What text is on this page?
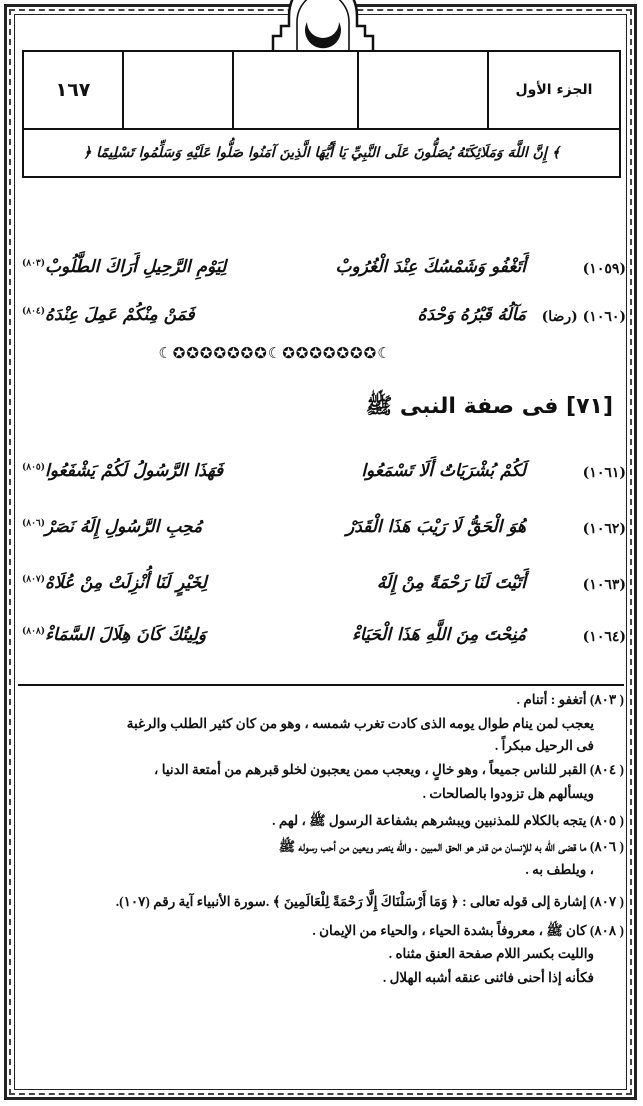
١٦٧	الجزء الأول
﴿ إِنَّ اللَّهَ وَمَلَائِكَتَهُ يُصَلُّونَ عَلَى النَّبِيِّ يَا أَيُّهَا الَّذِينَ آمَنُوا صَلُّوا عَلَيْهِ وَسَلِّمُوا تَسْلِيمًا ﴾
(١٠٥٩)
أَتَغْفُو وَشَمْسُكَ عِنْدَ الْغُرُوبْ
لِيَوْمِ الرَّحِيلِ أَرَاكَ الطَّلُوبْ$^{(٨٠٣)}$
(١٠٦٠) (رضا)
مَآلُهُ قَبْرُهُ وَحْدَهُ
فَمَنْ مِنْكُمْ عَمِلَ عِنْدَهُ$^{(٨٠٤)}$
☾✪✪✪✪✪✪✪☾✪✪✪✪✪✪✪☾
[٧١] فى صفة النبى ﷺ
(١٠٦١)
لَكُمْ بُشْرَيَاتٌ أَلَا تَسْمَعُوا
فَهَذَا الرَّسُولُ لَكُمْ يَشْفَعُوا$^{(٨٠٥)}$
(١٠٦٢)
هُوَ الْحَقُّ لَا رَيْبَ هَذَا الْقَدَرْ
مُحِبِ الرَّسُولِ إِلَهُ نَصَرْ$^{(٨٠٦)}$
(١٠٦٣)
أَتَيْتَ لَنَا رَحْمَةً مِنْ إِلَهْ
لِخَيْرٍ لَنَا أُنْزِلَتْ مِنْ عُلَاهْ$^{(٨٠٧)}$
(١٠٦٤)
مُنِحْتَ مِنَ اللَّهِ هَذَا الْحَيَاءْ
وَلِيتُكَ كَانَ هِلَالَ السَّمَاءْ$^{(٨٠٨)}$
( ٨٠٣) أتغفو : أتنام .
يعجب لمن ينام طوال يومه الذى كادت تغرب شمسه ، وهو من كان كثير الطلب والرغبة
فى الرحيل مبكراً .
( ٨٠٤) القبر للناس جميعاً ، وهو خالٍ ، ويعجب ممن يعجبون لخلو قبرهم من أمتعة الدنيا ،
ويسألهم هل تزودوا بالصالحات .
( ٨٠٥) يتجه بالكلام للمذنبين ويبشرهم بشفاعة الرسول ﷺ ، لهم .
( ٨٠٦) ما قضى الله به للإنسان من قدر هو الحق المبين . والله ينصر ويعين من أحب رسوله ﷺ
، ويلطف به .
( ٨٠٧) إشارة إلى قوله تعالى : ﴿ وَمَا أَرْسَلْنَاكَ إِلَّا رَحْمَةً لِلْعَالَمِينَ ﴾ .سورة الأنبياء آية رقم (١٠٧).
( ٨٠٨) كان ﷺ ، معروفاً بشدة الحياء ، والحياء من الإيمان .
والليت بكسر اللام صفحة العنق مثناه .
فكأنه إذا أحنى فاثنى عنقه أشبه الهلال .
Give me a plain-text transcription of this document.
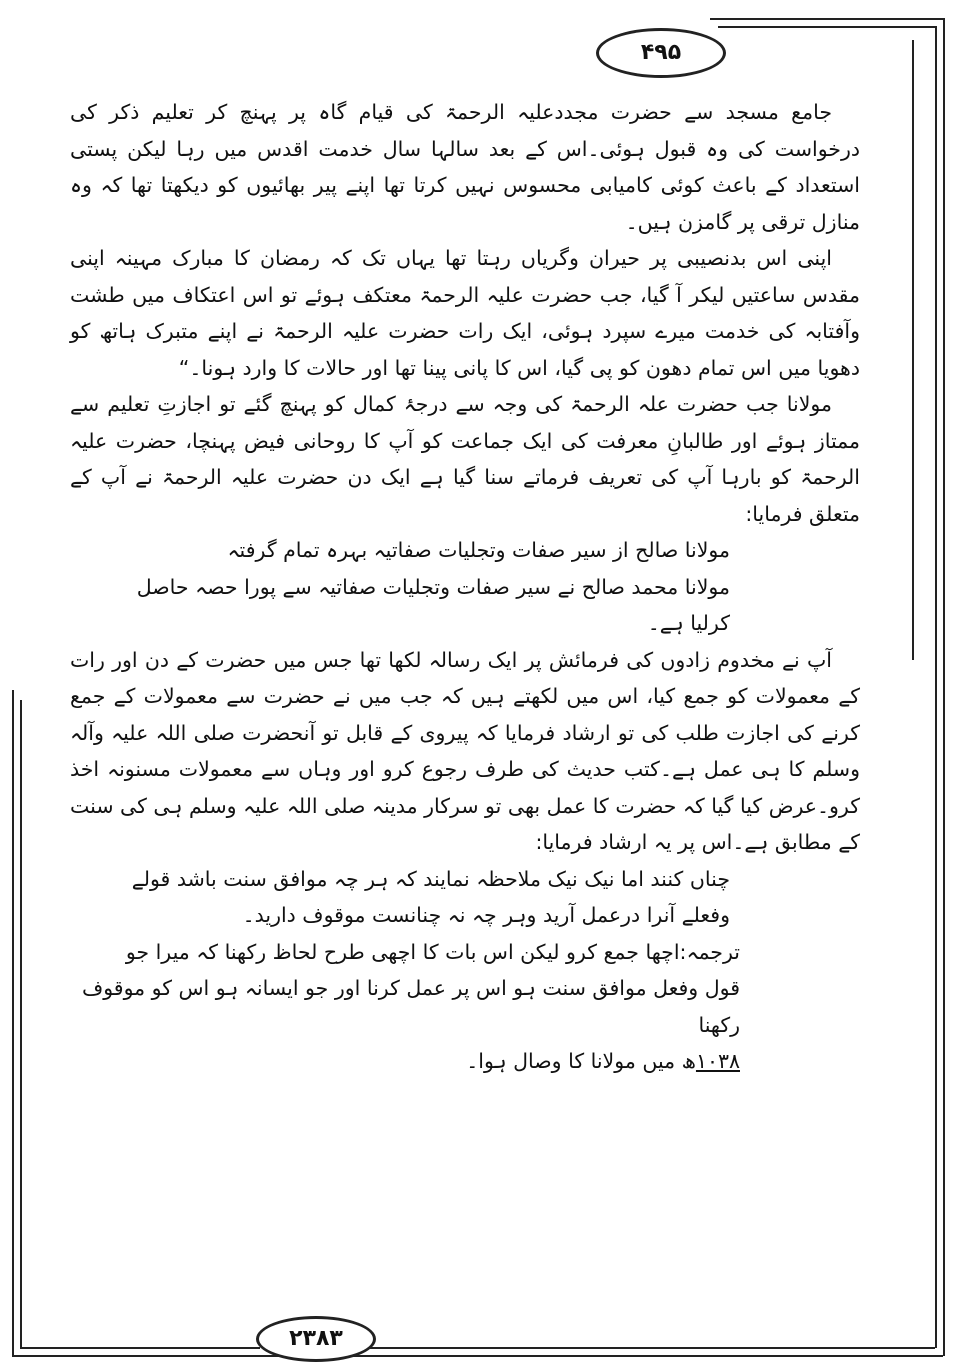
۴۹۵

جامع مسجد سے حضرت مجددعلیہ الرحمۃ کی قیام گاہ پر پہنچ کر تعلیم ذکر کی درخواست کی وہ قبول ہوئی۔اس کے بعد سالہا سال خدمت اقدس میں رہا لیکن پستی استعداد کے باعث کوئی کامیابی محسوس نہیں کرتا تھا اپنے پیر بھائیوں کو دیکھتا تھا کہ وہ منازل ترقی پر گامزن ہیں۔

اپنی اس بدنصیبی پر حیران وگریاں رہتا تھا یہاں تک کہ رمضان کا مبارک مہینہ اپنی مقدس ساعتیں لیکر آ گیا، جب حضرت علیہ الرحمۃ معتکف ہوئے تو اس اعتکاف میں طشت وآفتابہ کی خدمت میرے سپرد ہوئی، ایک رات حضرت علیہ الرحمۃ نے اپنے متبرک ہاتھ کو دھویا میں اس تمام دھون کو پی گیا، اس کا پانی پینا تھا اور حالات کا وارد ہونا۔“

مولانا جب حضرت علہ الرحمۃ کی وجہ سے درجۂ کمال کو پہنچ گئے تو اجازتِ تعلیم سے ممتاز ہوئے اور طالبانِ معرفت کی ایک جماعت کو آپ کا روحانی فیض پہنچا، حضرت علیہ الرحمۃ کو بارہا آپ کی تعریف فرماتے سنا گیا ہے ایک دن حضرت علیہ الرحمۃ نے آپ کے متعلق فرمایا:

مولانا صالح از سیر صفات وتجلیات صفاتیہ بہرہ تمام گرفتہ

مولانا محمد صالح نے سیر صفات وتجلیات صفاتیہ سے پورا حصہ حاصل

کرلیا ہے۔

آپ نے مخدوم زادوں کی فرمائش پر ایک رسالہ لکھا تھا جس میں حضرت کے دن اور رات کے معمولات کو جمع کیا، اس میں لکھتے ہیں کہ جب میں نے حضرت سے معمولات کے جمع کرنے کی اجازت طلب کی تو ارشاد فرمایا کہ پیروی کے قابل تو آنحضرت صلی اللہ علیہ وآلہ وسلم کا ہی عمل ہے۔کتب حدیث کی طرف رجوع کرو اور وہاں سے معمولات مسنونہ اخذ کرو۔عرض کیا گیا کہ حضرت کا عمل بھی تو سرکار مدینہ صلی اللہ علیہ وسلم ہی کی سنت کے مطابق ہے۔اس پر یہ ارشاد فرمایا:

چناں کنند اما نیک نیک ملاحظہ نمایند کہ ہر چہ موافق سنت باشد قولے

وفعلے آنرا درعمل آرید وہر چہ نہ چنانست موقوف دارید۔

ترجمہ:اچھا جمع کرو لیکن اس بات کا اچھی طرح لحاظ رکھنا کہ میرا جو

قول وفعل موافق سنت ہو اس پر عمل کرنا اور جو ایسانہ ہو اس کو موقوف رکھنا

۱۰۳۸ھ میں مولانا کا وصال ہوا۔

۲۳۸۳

Problem requirements: Make a word-for-word copy of the entries, without any pictures.

The completed task:
What text is on this page?
١٦٧	الجزء الأول
﴿ إِنَّ اللَّهَ وَمَلَائِكَتَهُ يُصَلُّونَ عَلَى النَّبِيِّ يَا أَيُّهَا الَّذِينَ آمَنُوا صَلُّوا عَلَيْهِ وَسَلِّمُوا تَسْلِيمًا ﴾
(١٠٥٩)
أَتَغْفُو وَشَمْسُكَ عِنْدَ الْغُرُوبْ
لِيَوْمِ الرَّحِيلِ أَرَاكَ الطَّلُوبْ$^{(٨٠٣)}$
(١٠٦٠) (رضا)
مَآلُهُ قَبْرُهُ وَحْدَهُ
فَمَنْ مِنْكُمْ عَمِلَ عِنْدَهُ$^{(٨٠٤)}$
☾✪✪✪✪✪✪✪☾✪✪✪✪✪✪✪☾
[٧١] فى صفة النبى ﷺ
(١٠٦١)
لَكُمْ بُشْرَيَاتٌ أَلَا تَسْمَعُوا
فَهَذَا الرَّسُولُ لَكُمْ يَشْفَعُوا$^{(٨٠٥)}$
(١٠٦٢)
هُوَ الْحَقُّ لَا رَيْبَ هَذَا الْقَدَرْ
مُحِبِ الرَّسُولِ إِلَهُ نَصَرْ$^{(٨٠٦)}$
(١٠٦٣)
أَتَيْتَ لَنَا رَحْمَةً مِنْ إِلَهْ
لِخَيْرٍ لَنَا أُنْزِلَتْ مِنْ عُلَاهْ$^{(٨٠٧)}$
(١٠٦٤)
مُنِحْتَ مِنَ اللَّهِ هَذَا الْحَيَاءْ
وَلِيتُكَ كَانَ هِلَالَ السَّمَاءْ$^{(٨٠٨)}$
( ٨٠٣) أتغفو : أتنام .
يعجب لمن ينام طوال يومه الذى كادت تغرب شمسه ، وهو من كان كثير الطلب والرغبة
فى الرحيل مبكراً .
( ٨٠٤) القبر للناس جميعاً ، وهو خالٍ ، ويعجب ممن يعجبون لخلو قبرهم من أمتعة الدنيا ،
ويسألهم هل تزودوا بالصالحات .
( ٨٠٥) يتجه بالكلام للمذنبين ويبشرهم بشفاعة الرسول ﷺ ، لهم .
( ٨٠٦) ما قضى الله به للإنسان من قدر هو الحق المبين . والله ينصر ويعين من أحب رسوله ﷺ
، ويلطف به .
( ٨٠٧) إشارة إلى قوله تعالى : ﴿ وَمَا أَرْسَلْنَاكَ إِلَّا رَحْمَةً لِلْعَالَمِينَ ﴾ .سورة الأنبياء آية رقم (١٠٧).
( ٨٠٨) كان ﷺ ، معروفاً بشدة الحياء ، والحياء من الإيمان .
والليت بكسر اللام صفحة العنق مثناه .
فكأنه إذا أحنى فاثنى عنقه أشبه الهلال .
Give me a plain-text transcription of this document.
۴۹۵

جامع مسجد سے حضرت مجددعلیہ الرحمۃ کی قیام گاہ پر پہنچ کر تعلیم ذکر کی درخواست کی وہ قبول ہوئی۔اس کے بعد سالہا سال خدمت اقدس میں رہا لیکن پستی استعداد کے باعث کوئی کامیابی محسوس نہیں کرتا تھا اپنے پیر بھائیوں کو دیکھتا تھا کہ وہ منازل ترقی پر گامزن ہیں۔

اپنی اس بدنصیبی پر حیران وگریاں رہتا تھا یہاں تک کہ رمضان کا مبارک مہینہ اپنی مقدس ساعتیں لیکر آ گیا، جب حضرت علیہ الرحمۃ معتکف ہوئے تو اس اعتکاف میں طشت وآفتابہ کی خدمت میرے سپرد ہوئی، ایک رات حضرت علیہ الرحمۃ نے اپنے متبرک ہاتھ کو دھویا میں اس تمام دھون کو پی گیا، اس کا پانی پینا تھا اور حالات کا وارد ہونا۔“

مولانا جب حضرت علہ الرحمۃ کی وجہ سے درجۂ کمال کو پہنچ گئے تو اجازتِ تعلیم سے ممتاز ہوئے اور طالبانِ معرفت کی ایک جماعت کو آپ کا روحانی فیض پہنچا، حضرت علیہ الرحمۃ کو بارہا آپ کی تعریف فرماتے سنا گیا ہے ایک دن حضرت علیہ الرحمۃ نے آپ کے متعلق فرمایا:

مولانا صالح از سیر صفات وتجلیات صفاتیہ بہرہ تمام گرفتہ

مولانا محمد صالح نے سیر صفات وتجلیات صفاتیہ سے پورا حصہ حاصل

کرلیا ہے۔

آپ نے مخدوم زادوں کی فرمائش پر ایک رسالہ لکھا تھا جس میں حضرت کے دن اور رات کے معمولات کو جمع کیا، اس میں لکھتے ہیں کہ جب میں نے حضرت سے معمولات کے جمع کرنے کی اجازت طلب کی تو ارشاد فرمایا کہ پیروی کے قابل تو آنحضرت صلی اللہ علیہ وآلہ وسلم کا ہی عمل ہے۔کتب حدیث کی طرف رجوع کرو اور وہاں سے معمولات مسنونہ اخذ کرو۔عرض کیا گیا کہ حضرت کا عمل بھی تو سرکار مدینہ صلی اللہ علیہ وسلم ہی کی سنت کے مطابق ہے۔اس پر یہ ارشاد فرمایا:

چناں کنند اما نیک نیک ملاحظہ نمایند کہ ہر چہ موافق سنت باشد قولے

وفعلے آنرا درعمل آرید وہر چہ نہ چنانست موقوف دارید۔

ترجمہ:اچھا جمع کرو لیکن اس بات کا اچھی طرح لحاظ رکھنا کہ میرا جو

قول وفعل موافق سنت ہو اس پر عمل کرنا اور جو ایسانہ ہو اس کو موقوف رکھنا

۱۰۳۸ھ میں مولانا کا وصال ہوا۔

۲۳۸۳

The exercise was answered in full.